Records that describe figures:
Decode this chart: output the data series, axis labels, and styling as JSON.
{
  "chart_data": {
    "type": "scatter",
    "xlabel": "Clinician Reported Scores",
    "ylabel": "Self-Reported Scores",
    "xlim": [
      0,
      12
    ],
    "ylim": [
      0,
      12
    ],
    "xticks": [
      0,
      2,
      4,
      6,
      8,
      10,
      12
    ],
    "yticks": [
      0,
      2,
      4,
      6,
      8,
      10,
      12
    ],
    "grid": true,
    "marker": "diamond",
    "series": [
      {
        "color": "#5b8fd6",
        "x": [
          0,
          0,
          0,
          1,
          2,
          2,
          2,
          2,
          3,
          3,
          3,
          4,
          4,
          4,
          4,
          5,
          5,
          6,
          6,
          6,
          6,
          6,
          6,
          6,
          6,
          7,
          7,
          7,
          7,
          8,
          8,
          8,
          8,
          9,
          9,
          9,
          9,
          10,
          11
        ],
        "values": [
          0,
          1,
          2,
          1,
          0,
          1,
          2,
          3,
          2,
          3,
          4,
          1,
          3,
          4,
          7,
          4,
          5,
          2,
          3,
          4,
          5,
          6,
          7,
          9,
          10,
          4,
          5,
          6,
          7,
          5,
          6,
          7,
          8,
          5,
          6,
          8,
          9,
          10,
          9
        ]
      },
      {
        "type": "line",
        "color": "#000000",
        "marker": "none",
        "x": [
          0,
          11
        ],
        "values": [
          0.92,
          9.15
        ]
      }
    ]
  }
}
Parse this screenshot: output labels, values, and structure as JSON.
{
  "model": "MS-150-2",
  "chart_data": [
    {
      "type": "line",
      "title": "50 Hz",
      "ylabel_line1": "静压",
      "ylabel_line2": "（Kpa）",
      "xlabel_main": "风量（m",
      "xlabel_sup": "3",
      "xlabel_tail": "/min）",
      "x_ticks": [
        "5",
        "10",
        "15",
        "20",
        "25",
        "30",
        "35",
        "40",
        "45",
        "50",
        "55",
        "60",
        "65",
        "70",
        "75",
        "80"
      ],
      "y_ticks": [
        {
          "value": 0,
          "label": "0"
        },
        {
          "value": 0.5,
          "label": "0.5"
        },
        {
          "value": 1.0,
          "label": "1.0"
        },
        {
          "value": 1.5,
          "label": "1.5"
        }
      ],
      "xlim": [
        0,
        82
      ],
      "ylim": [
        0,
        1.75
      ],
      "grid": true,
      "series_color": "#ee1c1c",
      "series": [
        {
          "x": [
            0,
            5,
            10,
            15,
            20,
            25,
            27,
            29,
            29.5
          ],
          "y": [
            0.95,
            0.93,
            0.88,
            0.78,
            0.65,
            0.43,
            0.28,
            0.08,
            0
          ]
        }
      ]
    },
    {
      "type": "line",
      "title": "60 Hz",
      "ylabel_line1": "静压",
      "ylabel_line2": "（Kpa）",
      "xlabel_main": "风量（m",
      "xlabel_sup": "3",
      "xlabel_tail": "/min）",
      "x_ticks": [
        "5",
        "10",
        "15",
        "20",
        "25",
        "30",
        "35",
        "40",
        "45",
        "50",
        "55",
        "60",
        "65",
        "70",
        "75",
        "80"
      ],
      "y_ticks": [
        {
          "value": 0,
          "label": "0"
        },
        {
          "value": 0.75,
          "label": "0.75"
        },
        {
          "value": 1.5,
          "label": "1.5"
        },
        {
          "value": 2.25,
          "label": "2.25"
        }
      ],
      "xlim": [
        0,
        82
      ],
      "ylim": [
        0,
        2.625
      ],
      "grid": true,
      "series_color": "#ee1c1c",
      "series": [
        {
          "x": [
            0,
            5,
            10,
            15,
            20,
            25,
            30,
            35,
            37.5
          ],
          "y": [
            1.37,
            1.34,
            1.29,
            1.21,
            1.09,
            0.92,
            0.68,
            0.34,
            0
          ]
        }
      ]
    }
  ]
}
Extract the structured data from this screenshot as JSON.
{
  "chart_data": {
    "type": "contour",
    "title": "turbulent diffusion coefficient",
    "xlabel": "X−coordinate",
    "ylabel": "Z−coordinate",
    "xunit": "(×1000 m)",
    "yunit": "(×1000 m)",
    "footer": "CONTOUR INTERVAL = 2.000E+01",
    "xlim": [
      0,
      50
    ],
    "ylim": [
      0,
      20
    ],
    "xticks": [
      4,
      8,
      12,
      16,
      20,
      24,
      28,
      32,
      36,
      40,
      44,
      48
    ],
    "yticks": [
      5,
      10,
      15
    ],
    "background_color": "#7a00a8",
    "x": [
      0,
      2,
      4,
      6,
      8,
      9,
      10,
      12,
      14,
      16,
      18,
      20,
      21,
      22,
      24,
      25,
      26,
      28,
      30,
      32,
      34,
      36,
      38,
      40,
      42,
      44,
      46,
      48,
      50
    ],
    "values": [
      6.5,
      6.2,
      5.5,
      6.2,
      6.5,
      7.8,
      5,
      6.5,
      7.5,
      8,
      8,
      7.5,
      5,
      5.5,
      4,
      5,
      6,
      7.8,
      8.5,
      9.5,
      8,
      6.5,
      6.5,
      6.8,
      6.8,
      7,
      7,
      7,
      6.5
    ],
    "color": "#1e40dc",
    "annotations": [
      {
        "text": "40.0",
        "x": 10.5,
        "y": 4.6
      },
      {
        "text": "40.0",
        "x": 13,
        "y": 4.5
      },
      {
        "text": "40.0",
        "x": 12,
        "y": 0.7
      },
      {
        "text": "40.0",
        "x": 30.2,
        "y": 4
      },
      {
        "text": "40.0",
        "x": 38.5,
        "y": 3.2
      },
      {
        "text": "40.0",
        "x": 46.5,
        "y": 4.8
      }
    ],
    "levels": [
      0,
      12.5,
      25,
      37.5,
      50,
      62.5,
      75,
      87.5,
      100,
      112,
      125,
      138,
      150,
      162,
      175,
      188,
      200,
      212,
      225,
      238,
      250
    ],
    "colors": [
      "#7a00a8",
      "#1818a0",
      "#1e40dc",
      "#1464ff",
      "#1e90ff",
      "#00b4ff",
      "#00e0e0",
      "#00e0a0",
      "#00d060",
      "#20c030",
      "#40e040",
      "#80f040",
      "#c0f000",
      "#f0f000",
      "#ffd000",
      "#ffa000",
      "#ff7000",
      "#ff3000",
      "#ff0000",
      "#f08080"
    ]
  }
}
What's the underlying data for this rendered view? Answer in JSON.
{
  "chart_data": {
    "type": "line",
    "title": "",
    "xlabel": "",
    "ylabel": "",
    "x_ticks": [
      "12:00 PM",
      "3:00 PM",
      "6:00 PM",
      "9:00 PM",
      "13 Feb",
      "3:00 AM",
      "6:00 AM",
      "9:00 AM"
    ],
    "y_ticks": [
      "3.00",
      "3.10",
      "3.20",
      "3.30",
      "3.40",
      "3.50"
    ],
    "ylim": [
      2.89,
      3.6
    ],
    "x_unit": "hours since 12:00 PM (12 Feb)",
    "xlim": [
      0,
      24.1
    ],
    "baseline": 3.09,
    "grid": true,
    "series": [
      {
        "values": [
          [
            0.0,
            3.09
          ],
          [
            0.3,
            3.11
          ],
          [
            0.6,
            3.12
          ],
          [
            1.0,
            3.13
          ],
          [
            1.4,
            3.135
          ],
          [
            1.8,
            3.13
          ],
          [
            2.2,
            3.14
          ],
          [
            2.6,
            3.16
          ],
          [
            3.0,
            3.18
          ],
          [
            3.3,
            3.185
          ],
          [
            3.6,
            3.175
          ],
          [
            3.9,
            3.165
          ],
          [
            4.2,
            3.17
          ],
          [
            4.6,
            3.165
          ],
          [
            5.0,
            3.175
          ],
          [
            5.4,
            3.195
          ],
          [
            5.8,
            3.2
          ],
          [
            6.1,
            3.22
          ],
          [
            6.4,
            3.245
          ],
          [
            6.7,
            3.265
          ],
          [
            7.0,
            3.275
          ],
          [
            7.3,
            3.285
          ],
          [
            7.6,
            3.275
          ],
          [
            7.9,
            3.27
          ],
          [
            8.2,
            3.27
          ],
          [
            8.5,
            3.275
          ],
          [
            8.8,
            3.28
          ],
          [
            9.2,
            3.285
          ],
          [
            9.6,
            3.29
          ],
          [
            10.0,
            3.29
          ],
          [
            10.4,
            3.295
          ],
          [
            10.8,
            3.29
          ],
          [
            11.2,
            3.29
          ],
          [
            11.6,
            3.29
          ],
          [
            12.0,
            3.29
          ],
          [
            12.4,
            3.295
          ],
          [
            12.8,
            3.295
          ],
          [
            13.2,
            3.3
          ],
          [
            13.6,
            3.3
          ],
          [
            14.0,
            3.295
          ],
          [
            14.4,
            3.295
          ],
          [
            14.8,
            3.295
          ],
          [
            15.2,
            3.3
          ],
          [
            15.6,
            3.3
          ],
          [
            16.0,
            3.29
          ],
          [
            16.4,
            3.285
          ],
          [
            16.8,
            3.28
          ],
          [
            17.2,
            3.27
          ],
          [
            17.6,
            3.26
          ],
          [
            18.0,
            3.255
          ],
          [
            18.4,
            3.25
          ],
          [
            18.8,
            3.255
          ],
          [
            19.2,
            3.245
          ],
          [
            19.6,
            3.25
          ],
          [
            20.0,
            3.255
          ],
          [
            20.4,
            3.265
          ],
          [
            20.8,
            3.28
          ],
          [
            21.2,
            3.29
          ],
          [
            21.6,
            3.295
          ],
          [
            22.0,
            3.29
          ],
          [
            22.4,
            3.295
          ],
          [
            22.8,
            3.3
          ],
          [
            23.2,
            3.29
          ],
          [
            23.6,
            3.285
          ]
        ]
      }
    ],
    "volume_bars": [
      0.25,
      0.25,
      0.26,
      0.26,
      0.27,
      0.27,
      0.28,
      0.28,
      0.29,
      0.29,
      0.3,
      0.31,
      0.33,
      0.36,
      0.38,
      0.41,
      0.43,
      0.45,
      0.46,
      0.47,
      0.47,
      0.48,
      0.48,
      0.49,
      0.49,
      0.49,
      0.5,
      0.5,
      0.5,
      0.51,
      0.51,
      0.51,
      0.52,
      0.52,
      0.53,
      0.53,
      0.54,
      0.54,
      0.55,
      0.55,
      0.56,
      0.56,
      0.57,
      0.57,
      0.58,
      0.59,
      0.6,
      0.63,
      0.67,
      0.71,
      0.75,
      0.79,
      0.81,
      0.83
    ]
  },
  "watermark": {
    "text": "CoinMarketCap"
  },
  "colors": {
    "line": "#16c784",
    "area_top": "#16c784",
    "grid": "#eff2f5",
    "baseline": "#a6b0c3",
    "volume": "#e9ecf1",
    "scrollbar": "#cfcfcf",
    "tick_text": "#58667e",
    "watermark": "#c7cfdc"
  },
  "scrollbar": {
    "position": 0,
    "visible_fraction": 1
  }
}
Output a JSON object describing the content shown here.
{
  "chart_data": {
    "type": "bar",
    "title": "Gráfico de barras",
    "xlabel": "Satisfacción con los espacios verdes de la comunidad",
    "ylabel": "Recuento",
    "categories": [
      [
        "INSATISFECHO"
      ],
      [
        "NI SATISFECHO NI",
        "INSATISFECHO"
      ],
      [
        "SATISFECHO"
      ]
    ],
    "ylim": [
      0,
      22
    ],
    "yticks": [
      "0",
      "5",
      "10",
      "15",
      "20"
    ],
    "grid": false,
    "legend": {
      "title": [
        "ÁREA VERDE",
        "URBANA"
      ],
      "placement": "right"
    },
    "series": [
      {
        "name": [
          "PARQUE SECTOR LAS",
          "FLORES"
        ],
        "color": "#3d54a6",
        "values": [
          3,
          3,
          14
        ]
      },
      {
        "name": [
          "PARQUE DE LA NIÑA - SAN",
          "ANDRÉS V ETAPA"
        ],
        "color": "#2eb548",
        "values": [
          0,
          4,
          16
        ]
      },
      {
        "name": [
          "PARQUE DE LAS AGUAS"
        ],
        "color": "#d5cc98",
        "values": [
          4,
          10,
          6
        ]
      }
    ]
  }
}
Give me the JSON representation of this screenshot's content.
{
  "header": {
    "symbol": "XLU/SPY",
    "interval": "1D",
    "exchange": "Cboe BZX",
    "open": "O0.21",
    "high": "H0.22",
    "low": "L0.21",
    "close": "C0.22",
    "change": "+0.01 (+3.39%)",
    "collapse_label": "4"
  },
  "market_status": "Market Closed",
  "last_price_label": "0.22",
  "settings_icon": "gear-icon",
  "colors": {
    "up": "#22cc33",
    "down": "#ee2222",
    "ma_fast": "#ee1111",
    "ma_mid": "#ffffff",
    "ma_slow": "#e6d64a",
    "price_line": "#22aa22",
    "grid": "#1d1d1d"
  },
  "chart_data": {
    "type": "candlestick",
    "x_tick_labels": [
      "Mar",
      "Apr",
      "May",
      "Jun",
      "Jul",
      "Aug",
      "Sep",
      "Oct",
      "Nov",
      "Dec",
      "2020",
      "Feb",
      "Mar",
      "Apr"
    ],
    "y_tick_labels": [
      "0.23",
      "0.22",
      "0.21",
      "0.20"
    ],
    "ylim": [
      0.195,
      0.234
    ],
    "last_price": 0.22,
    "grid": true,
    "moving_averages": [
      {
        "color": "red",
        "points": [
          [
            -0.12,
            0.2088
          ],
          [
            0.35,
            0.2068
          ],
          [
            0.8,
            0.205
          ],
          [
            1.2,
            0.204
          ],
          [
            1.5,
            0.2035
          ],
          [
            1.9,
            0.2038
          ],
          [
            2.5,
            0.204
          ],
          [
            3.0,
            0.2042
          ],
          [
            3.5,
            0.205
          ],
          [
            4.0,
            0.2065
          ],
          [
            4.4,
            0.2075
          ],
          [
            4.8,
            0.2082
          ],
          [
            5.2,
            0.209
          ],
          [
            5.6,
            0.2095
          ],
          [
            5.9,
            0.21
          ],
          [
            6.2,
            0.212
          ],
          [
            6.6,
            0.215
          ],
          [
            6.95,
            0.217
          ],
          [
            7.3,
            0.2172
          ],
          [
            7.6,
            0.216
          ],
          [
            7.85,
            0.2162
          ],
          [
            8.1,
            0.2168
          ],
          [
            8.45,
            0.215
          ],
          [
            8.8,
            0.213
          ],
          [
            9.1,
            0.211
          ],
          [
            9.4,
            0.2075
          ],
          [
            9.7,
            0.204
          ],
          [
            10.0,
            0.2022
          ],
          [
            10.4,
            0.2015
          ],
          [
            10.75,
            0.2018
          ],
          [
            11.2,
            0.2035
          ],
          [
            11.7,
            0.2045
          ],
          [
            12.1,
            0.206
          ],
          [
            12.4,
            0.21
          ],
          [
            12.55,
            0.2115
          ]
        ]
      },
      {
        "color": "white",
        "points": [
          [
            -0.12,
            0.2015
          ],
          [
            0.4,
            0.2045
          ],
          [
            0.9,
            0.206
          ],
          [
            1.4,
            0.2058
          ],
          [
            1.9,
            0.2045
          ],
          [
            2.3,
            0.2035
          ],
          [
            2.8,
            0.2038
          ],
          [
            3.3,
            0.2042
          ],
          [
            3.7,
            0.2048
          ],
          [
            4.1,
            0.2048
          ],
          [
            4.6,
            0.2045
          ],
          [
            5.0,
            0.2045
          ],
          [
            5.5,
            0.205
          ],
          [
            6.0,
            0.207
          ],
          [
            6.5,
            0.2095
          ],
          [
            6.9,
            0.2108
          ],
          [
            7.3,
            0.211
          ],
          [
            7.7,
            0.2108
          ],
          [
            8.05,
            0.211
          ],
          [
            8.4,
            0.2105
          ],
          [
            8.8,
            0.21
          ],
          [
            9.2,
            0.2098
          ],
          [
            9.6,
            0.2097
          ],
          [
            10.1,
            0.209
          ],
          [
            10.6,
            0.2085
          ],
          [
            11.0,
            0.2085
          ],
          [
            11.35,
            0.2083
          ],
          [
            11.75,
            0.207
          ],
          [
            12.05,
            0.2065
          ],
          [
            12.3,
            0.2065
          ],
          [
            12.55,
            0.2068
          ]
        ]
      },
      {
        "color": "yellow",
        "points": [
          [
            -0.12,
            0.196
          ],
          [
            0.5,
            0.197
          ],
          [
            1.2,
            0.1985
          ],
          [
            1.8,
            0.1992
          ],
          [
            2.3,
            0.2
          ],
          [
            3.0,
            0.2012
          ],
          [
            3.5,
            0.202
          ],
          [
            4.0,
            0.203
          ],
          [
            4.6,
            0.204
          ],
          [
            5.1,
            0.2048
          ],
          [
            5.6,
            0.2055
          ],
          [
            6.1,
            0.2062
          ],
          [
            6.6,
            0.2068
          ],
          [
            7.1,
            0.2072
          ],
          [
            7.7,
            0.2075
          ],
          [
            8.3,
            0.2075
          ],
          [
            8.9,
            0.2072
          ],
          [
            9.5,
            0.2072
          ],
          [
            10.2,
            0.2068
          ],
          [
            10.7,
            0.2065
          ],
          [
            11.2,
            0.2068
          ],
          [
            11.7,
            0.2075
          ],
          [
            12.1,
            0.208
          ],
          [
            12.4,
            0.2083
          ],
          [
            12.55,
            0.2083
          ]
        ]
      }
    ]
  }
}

* [Exercise description] Report how many lines of the records above contain the word "Reported", giving only the number.

* [Result of this task] 2